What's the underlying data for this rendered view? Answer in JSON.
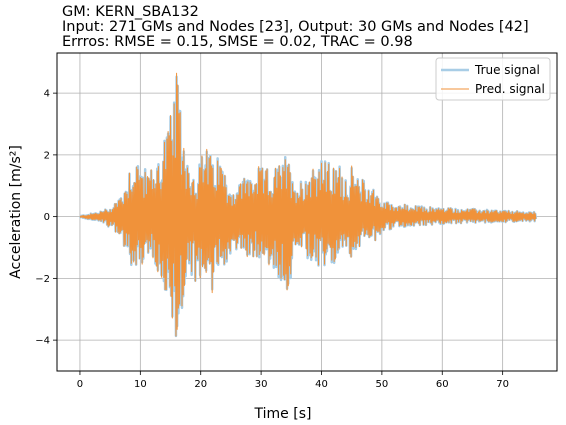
{
  "title_lines": [
    "GM: KERN_SBA132",
    "Input: 271 GMs and Nodes [23], Output: 30 GMs and Nodes [42]",
    "Errros: RMSE = 0.15, SMSE = 0.02, TRAC = 0.98"
  ],
  "chart_data": {
    "type": "line",
    "title": "GM: KERN_SBA132",
    "xlabel": "Time [s]",
    "ylabel": "Acceleration [m/s²]",
    "xlim": [
      -3.8,
      79.0
    ],
    "ylim": [
      -5.0,
      5.3
    ],
    "xticks": [
      0,
      10,
      20,
      30,
      40,
      50,
      60,
      70
    ],
    "yticks": [
      -4,
      -2,
      0,
      2,
      4
    ],
    "grid": true,
    "legend_position": "top-right",
    "duration_s": 75.5,
    "series": [
      {
        "name": "True signal",
        "color": "#a8cde6",
        "width": 2.5
      },
      {
        "name": "Pred. signal",
        "color": "#f0923a",
        "width": 1.0
      }
    ],
    "envelope": {
      "t": [
        0,
        3,
        5,
        7,
        8.3,
        9,
        11,
        12,
        13,
        14,
        15,
        16,
        17,
        18,
        19,
        20,
        21,
        22,
        23,
        24,
        25,
        26,
        27,
        28,
        30,
        32,
        34,
        35,
        36,
        37,
        38,
        39,
        40,
        41,
        42,
        43,
        44,
        45,
        46,
        47,
        48,
        49,
        50,
        52,
        55,
        60,
        65,
        70,
        75
      ],
      "pos": [
        0.02,
        0.15,
        0.3,
        0.8,
        1.7,
        2.1,
        1.5,
        1.6,
        2.0,
        2.8,
        3.3,
        4.6,
        3.0,
        1.9,
        1.4,
        1.9,
        2.5,
        1.7,
        2.1,
        1.5,
        0.9,
        1.0,
        1.3,
        1.4,
        1.6,
        1.5,
        2.0,
        1.7,
        1.1,
        1.3,
        1.6,
        1.9,
        1.9,
        1.8,
        1.6,
        1.7,
        1.4,
        1.6,
        1.3,
        1.2,
        1.1,
        0.9,
        0.5,
        0.45,
        0.35,
        0.3,
        0.25,
        0.2,
        0.15
      ],
      "neg": [
        -0.02,
        -0.15,
        -0.35,
        -0.8,
        -1.5,
        -2.0,
        -1.3,
        -1.5,
        -2.0,
        -3.0,
        -3.8,
        -4.5,
        -2.8,
        -1.9,
        -2.3,
        -2.8,
        -2.4,
        -2.5,
        -1.5,
        -1.6,
        -1.3,
        -1.1,
        -1.4,
        -1.3,
        -1.4,
        -1.7,
        -2.5,
        -2.1,
        -1.2,
        -1.3,
        -1.5,
        -1.7,
        -1.8,
        -1.7,
        -1.6,
        -1.4,
        -1.2,
        -1.3,
        -1.0,
        -0.9,
        -0.8,
        -0.8,
        -0.5,
        -0.4,
        -0.3,
        -0.25,
        -0.2,
        -0.18,
        -0.15
      ]
    }
  }
}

+++

▸ **Required work**
Leave out all pictures, then copy the remaining material exactly.

▸ **Solution for this task**
What's the underlying data for this rendered view? Answer in JSON.
{
  "title_lines": [
    "GM: KERN_SBA132",
    "Input: 271 GMs and Nodes [23], Output: 30 GMs and Nodes [42]",
    "Errros: RMSE = 0.15, SMSE = 0.02, TRAC = 0.98"
  ],
  "chart_data": {
    "type": "line",
    "title": "GM: KERN_SBA132",
    "xlabel": "Time [s]",
    "ylabel": "Acceleration [m/s²]",
    "xlim": [
      -3.8,
      79.0
    ],
    "ylim": [
      -5.0,
      5.3
    ],
    "xticks": [
      0,
      10,
      20,
      30,
      40,
      50,
      60,
      70
    ],
    "yticks": [
      -4,
      -2,
      0,
      2,
      4
    ],
    "grid": true,
    "legend_position": "top-right",
    "duration_s": 75.5,
    "series": [
      {
        "name": "True signal",
        "color": "#a8cde6",
        "width": 2.5
      },
      {
        "name": "Pred. signal",
        "color": "#f0923a",
        "width": 1.0
      }
    ],
    "envelope": {
      "t": [
        0,
        3,
        5,
        7,
        8.3,
        9,
        11,
        12,
        13,
        14,
        15,
        16,
        17,
        18,
        19,
        20,
        21,
        22,
        23,
        24,
        25,
        26,
        27,
        28,
        30,
        32,
        34,
        35,
        36,
        37,
        38,
        39,
        40,
        41,
        42,
        43,
        44,
        45,
        46,
        47,
        48,
        49,
        50,
        52,
        55,
        60,
        65,
        70,
        75
      ],
      "pos": [
        0.02,
        0.15,
        0.3,
        0.8,
        1.7,
        2.1,
        1.5,
        1.6,
        2.0,
        2.8,
        3.3,
        4.6,
        3.0,
        1.9,
        1.4,
        1.9,
        2.5,
        1.7,
        2.1,
        1.5,
        0.9,
        1.0,
        1.3,
        1.4,
        1.6,
        1.5,
        2.0,
        1.7,
        1.1,
        1.3,
        1.6,
        1.9,
        1.9,
        1.8,
        1.6,
        1.7,
        1.4,
        1.6,
        1.3,
        1.2,
        1.1,
        0.9,
        0.5,
        0.45,
        0.35,
        0.3,
        0.25,
        0.2,
        0.15
      ],
      "neg": [
        -0.02,
        -0.15,
        -0.35,
        -0.8,
        -1.5,
        -2.0,
        -1.3,
        -1.5,
        -2.0,
        -3.0,
        -3.8,
        -4.5,
        -2.8,
        -1.9,
        -2.3,
        -2.8,
        -2.4,
        -2.5,
        -1.5,
        -1.6,
        -1.3,
        -1.1,
        -1.4,
        -1.3,
        -1.4,
        -1.7,
        -2.5,
        -2.1,
        -1.2,
        -1.3,
        -1.5,
        -1.7,
        -1.8,
        -1.7,
        -1.6,
        -1.4,
        -1.2,
        -1.3,
        -1.0,
        -0.9,
        -0.8,
        -0.8,
        -0.5,
        -0.4,
        -0.3,
        -0.25,
        -0.2,
        -0.18,
        -0.15
      ]
    }
  }
}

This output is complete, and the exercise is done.